--- start of STORED ROWS ---

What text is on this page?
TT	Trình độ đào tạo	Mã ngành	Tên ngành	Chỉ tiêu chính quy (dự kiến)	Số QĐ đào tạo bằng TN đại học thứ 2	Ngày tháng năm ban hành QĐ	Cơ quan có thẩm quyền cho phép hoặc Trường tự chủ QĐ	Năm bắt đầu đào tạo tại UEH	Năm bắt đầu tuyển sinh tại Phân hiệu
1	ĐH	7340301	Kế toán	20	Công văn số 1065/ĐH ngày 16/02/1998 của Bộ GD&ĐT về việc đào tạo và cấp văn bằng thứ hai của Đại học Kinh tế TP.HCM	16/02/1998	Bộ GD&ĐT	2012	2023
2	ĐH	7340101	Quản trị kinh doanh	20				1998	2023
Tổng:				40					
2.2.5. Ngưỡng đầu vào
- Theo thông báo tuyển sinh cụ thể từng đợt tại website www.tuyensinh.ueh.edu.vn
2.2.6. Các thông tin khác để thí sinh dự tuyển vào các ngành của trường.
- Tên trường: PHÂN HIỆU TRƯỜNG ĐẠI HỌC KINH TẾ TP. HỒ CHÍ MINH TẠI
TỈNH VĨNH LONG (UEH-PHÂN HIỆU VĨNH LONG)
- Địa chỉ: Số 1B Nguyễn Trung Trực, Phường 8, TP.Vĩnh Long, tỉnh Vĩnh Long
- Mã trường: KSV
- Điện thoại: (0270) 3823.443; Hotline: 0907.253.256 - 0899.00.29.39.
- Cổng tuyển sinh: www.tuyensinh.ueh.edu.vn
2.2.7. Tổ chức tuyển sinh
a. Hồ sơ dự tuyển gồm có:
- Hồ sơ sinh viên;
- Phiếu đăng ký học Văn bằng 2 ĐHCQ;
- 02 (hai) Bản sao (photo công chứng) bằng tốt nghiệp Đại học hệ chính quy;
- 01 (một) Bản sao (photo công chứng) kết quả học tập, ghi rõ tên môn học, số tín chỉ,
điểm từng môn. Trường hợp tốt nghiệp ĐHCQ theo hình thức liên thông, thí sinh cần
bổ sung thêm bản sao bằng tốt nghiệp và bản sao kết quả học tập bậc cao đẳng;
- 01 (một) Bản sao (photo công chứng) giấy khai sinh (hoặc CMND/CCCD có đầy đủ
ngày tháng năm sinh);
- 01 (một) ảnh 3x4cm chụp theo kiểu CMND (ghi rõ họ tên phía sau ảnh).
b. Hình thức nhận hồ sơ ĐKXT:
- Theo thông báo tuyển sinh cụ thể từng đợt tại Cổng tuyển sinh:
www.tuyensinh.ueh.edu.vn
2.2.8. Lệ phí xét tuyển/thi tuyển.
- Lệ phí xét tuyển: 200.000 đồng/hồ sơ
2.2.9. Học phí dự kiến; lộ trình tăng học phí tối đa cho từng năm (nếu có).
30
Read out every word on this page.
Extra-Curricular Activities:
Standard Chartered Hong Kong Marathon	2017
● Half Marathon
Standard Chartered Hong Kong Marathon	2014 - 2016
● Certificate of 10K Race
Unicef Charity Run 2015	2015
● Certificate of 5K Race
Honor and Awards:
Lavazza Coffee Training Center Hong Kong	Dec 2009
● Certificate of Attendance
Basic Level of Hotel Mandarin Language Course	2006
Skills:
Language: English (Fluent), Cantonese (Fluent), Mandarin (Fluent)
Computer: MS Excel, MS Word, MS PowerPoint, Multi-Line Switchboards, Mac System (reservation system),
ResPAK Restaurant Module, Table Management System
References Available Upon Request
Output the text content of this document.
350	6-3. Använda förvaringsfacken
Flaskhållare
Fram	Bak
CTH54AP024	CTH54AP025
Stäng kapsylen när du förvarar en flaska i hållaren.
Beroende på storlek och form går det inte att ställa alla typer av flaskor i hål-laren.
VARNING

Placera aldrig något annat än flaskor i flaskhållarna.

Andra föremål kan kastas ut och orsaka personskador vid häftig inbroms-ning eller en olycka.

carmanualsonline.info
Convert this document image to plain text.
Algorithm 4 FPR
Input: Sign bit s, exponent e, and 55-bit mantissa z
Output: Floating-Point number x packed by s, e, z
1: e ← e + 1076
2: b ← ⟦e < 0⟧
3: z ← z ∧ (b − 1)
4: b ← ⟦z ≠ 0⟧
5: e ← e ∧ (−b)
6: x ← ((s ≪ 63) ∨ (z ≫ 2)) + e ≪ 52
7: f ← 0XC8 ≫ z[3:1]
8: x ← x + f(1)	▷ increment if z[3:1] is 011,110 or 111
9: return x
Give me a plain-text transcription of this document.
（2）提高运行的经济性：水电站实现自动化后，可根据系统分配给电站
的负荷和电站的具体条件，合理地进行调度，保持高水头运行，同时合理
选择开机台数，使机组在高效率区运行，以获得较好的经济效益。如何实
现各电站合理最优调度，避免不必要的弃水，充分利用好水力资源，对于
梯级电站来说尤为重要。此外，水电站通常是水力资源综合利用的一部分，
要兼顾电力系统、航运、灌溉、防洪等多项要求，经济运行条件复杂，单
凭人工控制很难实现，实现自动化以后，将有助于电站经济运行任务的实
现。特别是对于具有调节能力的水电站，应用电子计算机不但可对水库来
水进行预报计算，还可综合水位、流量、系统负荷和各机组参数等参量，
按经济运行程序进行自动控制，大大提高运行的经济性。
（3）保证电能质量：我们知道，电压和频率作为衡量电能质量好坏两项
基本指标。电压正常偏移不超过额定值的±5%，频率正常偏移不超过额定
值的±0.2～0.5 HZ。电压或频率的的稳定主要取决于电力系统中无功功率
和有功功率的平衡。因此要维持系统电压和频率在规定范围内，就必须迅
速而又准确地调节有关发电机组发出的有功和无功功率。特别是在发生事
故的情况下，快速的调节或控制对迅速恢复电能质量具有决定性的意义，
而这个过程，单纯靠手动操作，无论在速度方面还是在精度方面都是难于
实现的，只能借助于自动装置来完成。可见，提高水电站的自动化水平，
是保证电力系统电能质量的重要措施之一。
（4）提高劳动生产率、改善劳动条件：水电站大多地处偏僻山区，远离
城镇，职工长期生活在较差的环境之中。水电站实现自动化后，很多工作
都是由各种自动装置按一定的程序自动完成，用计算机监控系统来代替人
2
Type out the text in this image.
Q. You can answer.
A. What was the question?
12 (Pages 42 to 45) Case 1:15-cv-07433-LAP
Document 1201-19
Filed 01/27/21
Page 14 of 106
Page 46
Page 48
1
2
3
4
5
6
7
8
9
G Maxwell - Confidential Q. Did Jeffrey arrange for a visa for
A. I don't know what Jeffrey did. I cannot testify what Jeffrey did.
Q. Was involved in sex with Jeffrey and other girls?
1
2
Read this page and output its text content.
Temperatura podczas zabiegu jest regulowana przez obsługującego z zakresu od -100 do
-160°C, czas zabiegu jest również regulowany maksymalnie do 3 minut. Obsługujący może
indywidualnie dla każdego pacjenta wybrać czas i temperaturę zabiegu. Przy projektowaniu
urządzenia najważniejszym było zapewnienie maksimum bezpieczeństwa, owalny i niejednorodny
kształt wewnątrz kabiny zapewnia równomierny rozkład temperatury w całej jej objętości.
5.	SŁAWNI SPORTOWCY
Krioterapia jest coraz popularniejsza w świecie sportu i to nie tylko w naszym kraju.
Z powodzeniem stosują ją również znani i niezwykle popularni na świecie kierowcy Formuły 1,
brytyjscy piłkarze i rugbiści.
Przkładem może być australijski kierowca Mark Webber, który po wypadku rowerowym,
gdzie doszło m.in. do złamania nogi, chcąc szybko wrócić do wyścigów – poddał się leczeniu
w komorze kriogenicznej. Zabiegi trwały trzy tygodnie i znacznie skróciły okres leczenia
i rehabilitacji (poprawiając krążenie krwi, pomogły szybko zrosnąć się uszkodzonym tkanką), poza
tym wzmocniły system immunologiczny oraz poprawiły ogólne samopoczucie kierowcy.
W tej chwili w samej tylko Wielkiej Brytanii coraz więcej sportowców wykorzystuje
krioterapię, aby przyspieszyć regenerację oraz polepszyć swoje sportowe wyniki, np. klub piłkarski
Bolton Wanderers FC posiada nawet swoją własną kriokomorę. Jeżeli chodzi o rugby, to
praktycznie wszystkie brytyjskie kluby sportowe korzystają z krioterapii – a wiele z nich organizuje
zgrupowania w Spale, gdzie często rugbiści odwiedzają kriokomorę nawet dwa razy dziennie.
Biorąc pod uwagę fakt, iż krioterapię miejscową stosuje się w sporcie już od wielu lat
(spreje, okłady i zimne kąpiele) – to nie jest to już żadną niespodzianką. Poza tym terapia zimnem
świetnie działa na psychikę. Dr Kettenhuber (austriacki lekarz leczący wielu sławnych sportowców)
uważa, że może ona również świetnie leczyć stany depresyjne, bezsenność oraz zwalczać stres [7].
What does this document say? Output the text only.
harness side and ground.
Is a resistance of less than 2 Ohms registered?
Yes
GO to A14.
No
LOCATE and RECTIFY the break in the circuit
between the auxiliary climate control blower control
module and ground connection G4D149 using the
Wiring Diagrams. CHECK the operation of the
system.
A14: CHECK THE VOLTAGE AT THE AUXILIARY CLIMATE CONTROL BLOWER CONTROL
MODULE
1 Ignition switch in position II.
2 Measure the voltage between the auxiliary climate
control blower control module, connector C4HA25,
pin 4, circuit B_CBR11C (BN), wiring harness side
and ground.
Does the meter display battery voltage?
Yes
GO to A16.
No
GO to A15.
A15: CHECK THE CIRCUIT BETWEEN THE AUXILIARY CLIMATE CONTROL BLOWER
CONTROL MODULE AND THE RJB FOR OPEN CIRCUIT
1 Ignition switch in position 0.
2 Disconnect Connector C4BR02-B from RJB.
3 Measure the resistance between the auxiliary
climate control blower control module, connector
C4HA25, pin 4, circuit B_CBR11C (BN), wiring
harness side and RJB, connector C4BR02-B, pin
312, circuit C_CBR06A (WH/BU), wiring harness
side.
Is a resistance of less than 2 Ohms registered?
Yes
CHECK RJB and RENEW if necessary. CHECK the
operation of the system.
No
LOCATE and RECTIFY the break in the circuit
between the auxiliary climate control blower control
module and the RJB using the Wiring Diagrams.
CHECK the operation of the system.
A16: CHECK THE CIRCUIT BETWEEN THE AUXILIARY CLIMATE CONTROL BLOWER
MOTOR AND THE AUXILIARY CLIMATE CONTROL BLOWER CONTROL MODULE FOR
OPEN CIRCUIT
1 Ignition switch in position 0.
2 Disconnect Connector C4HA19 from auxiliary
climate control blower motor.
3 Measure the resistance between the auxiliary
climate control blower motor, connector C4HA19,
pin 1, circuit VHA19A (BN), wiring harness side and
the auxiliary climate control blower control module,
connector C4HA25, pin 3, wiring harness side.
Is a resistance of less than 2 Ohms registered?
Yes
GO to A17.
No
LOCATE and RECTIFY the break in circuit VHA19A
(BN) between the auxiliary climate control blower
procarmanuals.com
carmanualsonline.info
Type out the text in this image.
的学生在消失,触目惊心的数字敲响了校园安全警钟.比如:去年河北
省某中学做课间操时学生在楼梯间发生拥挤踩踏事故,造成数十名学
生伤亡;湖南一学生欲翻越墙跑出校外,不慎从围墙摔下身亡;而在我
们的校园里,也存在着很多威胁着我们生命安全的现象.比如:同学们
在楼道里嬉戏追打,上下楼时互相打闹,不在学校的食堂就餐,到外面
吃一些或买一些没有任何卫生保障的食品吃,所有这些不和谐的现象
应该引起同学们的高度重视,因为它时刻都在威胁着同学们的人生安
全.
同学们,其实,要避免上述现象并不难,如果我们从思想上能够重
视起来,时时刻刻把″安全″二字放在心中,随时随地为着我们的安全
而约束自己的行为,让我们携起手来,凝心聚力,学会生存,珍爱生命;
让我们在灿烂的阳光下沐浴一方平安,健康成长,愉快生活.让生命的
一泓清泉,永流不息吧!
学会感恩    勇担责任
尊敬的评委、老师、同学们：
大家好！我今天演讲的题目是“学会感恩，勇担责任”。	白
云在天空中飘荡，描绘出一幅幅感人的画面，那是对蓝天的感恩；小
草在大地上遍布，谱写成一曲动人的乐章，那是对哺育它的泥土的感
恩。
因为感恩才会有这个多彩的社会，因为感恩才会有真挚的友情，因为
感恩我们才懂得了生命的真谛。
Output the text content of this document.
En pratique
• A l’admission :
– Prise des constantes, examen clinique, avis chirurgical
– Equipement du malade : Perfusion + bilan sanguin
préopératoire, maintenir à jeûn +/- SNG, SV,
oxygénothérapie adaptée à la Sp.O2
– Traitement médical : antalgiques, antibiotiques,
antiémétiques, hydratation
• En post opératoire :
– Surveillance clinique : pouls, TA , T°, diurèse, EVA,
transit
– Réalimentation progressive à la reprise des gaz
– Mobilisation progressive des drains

--- end of STORED ROWS ---

== EXERCISE INSTRUCTIONS ==
Find all lines holding the string "tuyensinh" and copy them.

== TASK RESULT ==
- Theo thông báo tuyển sinh cụ thể từng đợt tại website www.tuyensinh.ueh.edu.vn
- Cổng tuyển sinh: www.tuyensinh.ueh.edu.vn
www.tuyensinh.ueh.edu.vn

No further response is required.